• INSTRUCTIONS FOR THE TASK: Read the lines that follow and tally those with the word "можетъ"; give the number and nothing else.

Extracted data entries
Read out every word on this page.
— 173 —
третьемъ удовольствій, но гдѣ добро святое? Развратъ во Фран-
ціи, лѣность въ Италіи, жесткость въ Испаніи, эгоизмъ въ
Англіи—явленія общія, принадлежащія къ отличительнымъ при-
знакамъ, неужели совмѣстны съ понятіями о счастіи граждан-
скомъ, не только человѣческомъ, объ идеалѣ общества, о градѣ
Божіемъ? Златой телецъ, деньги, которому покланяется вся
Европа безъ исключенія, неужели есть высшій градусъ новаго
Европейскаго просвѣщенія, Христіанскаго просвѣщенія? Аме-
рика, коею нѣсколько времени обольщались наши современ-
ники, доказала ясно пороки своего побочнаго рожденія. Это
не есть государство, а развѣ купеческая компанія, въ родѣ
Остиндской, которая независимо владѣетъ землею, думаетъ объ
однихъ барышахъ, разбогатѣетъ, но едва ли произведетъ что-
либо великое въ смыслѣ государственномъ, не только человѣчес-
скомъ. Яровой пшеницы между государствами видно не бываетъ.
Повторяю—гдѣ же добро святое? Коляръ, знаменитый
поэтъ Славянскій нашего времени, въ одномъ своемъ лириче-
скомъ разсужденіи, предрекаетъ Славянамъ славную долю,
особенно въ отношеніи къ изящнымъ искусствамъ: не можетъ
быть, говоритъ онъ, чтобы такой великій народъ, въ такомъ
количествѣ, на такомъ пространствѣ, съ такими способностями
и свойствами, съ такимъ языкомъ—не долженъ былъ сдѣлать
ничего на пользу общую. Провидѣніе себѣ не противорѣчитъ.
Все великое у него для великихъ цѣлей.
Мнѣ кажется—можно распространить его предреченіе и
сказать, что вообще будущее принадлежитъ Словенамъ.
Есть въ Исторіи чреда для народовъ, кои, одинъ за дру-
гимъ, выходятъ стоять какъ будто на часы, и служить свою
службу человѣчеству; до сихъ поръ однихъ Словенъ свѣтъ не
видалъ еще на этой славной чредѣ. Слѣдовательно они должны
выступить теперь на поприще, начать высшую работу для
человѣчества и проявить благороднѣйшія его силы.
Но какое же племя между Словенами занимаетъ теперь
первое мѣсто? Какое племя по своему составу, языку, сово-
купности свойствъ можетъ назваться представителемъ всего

• SOLUTION BELOW: 2